Exercise directions: Wherever the word "competency" appears in a line, extract that line.

[Lines of data]
* * *
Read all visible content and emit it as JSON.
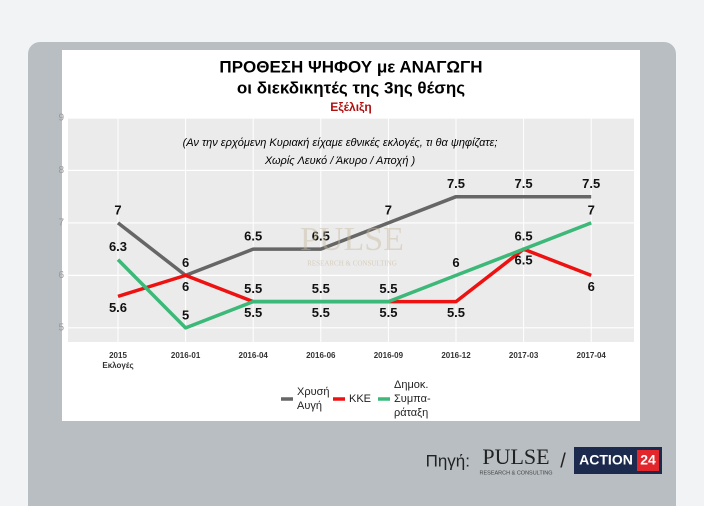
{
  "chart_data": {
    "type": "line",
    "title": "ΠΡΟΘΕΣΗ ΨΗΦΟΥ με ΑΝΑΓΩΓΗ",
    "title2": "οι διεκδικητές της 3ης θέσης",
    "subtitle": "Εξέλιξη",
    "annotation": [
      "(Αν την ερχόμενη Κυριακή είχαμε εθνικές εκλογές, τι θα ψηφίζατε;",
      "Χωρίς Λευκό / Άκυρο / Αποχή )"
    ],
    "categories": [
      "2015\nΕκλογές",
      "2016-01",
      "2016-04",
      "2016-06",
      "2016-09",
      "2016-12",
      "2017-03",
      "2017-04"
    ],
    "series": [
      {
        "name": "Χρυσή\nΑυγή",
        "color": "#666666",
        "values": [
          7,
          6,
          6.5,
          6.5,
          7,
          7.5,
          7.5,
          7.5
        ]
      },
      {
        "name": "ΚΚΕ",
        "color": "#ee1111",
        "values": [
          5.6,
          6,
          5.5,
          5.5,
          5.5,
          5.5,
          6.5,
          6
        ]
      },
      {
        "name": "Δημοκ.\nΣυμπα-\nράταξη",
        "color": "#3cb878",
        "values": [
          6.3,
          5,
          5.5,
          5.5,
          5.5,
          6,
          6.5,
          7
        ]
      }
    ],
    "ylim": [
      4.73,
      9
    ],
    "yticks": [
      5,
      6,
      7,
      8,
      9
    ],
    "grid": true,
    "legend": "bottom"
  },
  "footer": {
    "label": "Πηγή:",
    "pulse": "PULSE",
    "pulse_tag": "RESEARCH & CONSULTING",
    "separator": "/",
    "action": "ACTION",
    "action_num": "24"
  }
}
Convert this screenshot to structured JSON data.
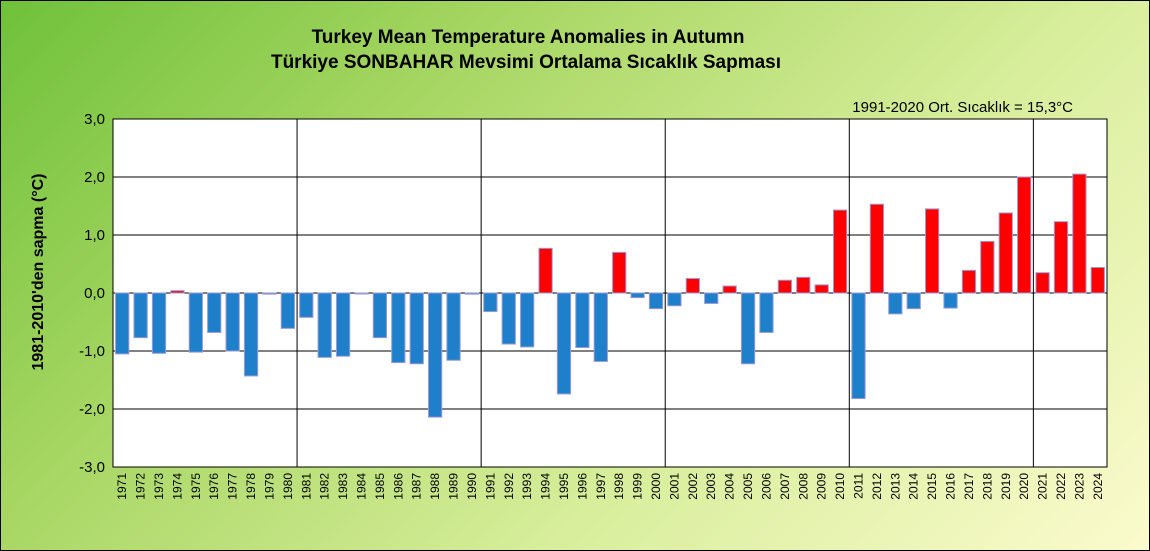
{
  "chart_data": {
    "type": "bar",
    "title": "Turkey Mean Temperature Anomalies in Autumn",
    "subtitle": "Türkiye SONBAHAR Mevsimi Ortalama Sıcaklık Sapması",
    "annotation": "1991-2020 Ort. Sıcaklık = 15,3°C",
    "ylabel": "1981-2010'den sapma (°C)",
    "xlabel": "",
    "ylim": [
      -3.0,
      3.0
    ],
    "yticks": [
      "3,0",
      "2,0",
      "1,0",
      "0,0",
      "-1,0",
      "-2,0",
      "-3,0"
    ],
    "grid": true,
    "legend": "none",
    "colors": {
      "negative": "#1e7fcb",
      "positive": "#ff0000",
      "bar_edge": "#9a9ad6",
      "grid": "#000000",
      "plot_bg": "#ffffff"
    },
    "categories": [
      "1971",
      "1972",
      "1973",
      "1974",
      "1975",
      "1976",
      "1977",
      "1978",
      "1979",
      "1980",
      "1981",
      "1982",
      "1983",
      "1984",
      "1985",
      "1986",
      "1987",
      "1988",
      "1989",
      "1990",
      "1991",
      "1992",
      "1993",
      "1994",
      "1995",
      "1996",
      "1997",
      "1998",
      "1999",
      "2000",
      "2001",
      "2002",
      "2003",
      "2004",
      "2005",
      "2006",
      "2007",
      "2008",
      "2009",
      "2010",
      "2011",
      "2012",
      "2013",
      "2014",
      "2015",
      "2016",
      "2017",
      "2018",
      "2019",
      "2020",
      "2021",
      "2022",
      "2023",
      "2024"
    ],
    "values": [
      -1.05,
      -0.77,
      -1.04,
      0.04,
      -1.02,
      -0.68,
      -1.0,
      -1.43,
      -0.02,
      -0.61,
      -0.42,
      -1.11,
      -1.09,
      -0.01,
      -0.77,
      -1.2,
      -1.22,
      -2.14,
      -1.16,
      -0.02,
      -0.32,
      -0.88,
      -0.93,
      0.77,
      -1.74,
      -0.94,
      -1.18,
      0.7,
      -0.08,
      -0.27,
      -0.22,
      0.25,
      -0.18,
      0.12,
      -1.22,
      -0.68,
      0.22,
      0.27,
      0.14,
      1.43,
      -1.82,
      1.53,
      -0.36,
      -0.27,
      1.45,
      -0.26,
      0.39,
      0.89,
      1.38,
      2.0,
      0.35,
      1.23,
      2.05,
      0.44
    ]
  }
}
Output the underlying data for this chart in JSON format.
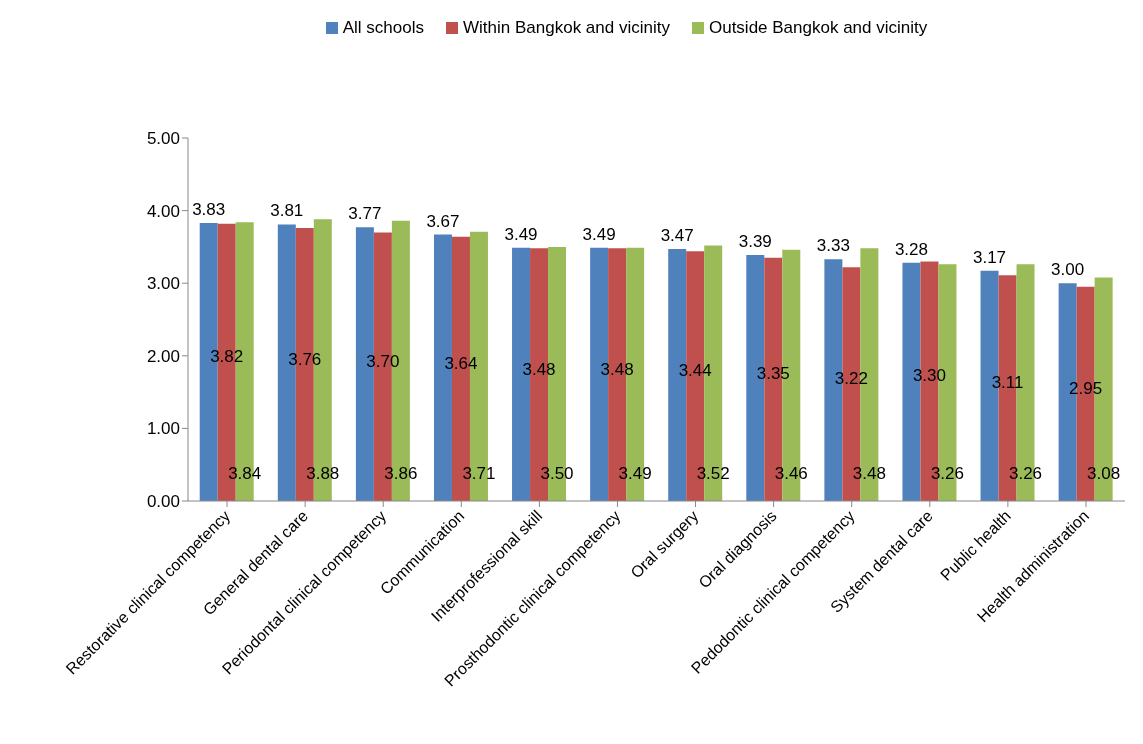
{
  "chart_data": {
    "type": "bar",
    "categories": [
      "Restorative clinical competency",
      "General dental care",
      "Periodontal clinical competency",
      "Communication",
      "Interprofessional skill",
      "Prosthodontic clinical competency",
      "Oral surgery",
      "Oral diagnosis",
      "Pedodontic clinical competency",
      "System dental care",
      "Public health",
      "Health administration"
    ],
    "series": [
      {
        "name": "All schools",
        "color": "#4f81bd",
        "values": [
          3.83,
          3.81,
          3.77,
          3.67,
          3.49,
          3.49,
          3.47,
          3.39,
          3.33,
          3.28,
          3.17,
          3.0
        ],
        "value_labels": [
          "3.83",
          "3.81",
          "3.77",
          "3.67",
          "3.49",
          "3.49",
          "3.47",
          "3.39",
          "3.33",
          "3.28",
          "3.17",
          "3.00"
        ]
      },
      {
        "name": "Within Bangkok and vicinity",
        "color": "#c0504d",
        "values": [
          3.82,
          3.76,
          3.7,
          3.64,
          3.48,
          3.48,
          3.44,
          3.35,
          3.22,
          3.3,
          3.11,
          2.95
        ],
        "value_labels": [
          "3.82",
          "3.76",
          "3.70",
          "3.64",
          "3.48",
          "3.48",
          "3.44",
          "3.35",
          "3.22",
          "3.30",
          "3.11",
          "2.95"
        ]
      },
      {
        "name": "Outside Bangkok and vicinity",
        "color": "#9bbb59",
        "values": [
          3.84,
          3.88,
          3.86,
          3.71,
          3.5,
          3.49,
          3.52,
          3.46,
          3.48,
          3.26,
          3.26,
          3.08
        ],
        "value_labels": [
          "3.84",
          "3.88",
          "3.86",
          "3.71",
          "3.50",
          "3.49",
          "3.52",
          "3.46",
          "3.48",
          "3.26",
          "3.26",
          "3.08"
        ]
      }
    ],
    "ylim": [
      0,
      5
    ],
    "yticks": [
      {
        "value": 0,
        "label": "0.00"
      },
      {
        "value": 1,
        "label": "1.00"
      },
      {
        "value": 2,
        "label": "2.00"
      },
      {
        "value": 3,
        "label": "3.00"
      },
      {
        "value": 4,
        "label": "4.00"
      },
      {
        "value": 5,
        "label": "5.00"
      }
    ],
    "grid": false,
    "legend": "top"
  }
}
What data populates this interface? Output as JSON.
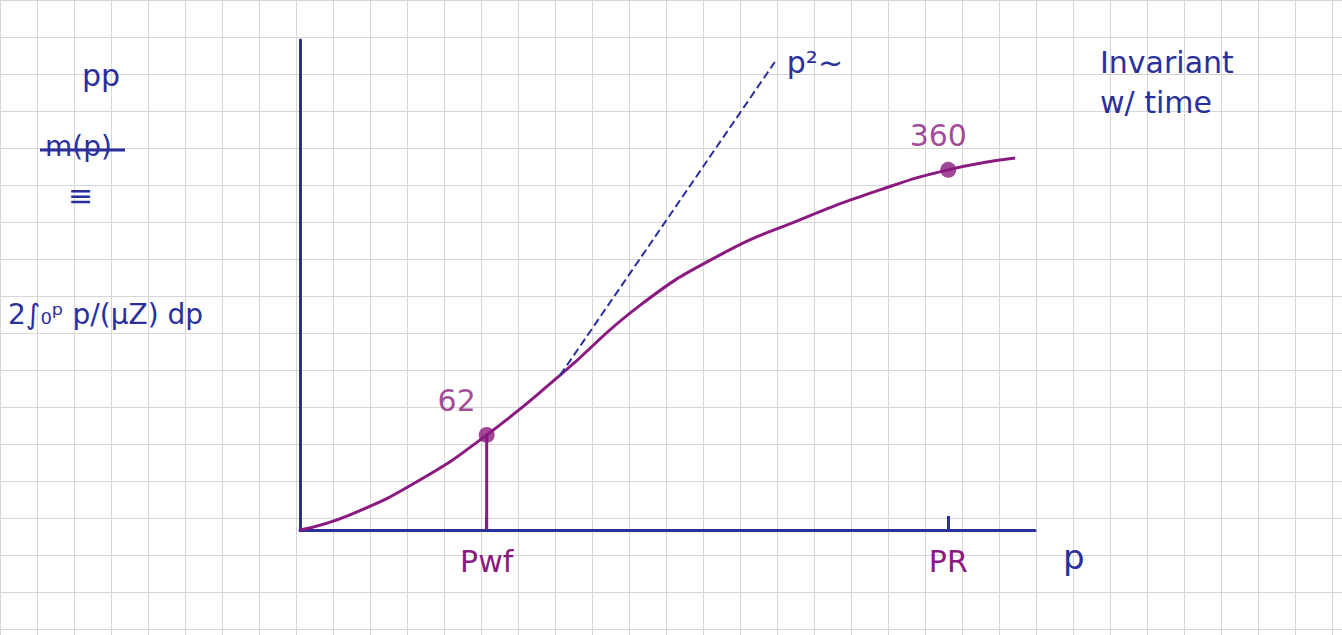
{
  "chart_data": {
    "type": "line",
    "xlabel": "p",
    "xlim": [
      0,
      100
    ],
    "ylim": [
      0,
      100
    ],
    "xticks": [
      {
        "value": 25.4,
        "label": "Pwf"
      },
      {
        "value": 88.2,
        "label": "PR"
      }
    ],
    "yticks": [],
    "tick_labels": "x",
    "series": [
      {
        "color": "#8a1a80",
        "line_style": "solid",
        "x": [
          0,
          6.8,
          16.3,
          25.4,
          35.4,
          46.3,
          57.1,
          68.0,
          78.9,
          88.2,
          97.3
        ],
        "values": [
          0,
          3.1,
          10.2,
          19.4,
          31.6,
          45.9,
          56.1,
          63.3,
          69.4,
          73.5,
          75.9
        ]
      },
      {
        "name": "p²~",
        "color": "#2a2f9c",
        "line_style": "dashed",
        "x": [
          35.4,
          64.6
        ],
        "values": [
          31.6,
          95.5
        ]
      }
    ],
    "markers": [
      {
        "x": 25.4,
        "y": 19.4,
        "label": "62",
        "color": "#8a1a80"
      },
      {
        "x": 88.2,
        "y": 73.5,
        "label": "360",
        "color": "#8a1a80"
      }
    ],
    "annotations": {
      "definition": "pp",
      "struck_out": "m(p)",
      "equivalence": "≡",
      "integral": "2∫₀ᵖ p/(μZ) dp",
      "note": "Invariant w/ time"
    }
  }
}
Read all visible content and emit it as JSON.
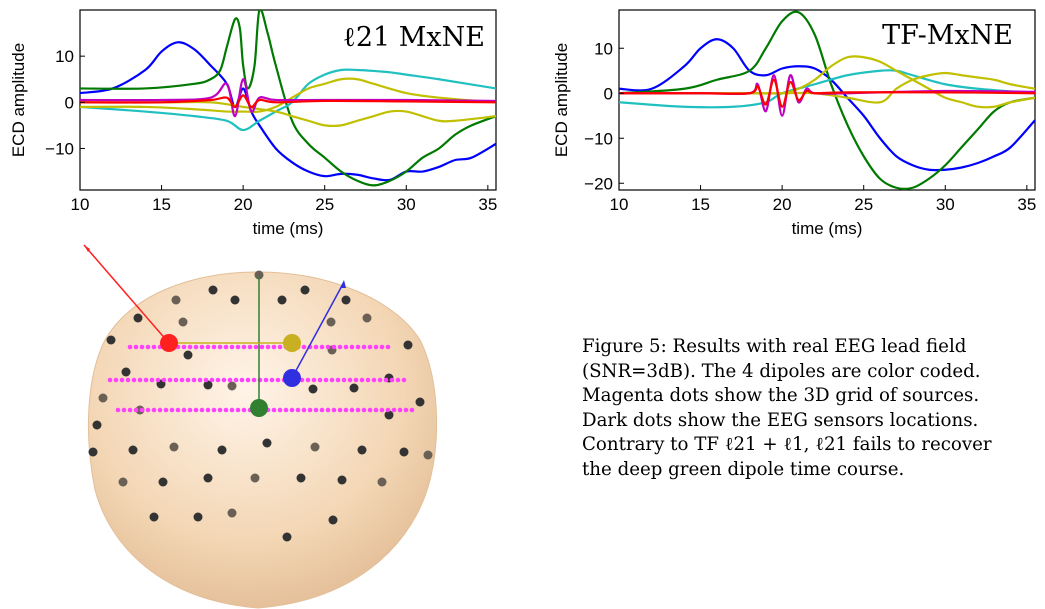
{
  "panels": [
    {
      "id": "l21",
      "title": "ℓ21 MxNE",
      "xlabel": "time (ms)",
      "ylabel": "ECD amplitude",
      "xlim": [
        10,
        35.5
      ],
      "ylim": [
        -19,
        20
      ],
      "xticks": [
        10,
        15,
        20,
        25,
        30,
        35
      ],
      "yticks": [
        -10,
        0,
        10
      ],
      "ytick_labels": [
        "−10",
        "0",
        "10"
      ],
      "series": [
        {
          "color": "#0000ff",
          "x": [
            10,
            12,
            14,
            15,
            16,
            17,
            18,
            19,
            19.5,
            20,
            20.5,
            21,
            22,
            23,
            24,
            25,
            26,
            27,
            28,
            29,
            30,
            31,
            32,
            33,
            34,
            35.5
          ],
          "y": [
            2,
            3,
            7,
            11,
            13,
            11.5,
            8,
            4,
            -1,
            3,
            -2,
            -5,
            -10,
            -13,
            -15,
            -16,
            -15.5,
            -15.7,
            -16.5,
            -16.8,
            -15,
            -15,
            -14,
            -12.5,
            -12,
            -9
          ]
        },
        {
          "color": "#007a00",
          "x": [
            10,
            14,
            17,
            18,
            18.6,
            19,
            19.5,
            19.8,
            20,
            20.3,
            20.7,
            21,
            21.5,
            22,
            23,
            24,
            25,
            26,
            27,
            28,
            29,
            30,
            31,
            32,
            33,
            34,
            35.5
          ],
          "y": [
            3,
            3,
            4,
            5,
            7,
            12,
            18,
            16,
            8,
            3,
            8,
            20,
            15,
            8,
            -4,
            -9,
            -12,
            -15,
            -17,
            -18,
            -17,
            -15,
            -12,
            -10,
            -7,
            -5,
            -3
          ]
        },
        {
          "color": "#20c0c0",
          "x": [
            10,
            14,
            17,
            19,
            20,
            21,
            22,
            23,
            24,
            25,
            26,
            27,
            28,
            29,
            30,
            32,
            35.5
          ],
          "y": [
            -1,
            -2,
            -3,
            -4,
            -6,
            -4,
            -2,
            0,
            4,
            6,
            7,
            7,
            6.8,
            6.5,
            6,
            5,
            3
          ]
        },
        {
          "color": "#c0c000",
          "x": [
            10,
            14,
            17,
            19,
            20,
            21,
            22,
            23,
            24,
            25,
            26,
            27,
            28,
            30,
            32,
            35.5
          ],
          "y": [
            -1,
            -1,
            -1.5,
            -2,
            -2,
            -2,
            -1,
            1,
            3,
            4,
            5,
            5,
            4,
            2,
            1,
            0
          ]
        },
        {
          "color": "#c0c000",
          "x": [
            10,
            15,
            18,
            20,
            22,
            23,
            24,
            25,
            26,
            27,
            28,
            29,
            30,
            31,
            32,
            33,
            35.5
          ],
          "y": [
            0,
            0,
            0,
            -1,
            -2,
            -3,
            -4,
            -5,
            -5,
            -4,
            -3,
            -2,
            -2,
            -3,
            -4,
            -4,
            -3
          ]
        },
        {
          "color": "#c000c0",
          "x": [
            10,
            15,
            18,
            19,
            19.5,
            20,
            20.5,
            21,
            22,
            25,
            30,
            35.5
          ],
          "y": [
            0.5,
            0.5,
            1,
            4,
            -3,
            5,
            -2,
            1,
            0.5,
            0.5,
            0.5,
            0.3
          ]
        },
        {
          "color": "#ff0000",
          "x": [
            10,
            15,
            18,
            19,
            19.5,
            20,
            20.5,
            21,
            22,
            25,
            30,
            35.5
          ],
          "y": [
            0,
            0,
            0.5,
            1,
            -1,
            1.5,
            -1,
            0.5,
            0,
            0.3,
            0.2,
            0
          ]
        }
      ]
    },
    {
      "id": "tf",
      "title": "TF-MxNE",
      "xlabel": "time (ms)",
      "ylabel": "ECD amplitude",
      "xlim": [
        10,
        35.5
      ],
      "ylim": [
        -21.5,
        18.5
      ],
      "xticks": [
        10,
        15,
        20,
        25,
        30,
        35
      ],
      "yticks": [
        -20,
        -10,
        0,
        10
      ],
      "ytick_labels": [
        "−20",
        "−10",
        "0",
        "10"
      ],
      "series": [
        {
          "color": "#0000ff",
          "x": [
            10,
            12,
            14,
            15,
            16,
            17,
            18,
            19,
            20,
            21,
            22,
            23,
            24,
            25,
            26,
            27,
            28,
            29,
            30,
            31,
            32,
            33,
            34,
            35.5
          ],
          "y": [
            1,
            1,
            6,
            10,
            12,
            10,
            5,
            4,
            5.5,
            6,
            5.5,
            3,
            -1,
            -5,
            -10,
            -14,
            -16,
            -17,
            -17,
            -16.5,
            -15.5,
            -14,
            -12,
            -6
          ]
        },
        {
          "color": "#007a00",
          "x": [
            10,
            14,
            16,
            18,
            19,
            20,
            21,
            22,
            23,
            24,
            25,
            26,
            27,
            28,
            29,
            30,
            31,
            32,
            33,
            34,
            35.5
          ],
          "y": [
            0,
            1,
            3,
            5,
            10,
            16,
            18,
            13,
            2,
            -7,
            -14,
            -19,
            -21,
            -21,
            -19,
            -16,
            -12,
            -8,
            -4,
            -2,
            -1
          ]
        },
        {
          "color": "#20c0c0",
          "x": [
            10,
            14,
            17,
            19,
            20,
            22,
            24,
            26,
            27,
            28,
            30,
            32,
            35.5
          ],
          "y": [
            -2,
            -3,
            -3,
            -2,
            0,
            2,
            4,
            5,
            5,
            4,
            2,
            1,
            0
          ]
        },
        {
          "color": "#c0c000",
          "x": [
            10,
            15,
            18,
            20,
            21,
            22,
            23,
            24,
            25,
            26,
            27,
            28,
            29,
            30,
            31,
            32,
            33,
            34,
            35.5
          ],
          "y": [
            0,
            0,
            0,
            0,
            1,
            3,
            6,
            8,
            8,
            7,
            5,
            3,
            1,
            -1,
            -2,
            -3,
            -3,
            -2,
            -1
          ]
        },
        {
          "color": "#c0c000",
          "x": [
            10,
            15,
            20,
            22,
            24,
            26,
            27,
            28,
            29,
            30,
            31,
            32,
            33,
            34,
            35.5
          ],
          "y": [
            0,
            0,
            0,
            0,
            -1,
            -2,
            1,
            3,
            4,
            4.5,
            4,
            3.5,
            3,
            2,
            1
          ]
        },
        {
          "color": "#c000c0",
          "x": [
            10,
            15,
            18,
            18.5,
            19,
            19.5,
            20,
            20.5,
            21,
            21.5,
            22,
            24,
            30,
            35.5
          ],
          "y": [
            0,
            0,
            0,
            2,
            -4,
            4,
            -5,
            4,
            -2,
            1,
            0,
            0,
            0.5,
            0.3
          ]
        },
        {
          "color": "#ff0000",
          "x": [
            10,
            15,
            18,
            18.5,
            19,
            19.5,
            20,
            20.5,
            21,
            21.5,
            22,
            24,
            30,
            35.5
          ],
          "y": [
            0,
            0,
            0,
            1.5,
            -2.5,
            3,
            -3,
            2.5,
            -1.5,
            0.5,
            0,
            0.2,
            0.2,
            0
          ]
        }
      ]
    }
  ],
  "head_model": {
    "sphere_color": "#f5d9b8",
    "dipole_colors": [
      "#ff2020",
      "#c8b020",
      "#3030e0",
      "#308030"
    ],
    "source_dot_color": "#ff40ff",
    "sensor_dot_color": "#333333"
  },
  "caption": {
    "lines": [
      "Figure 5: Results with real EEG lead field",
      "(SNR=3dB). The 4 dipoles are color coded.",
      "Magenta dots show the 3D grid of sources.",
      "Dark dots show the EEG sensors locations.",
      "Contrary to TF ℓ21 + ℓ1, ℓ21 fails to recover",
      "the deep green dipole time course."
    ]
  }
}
* * *
Exercise result:
      "Restorative clinical competency",
      "Periodontal clinical competency",
      "Prosthodontic clinical competency",
      "Pedodontic clinical competency",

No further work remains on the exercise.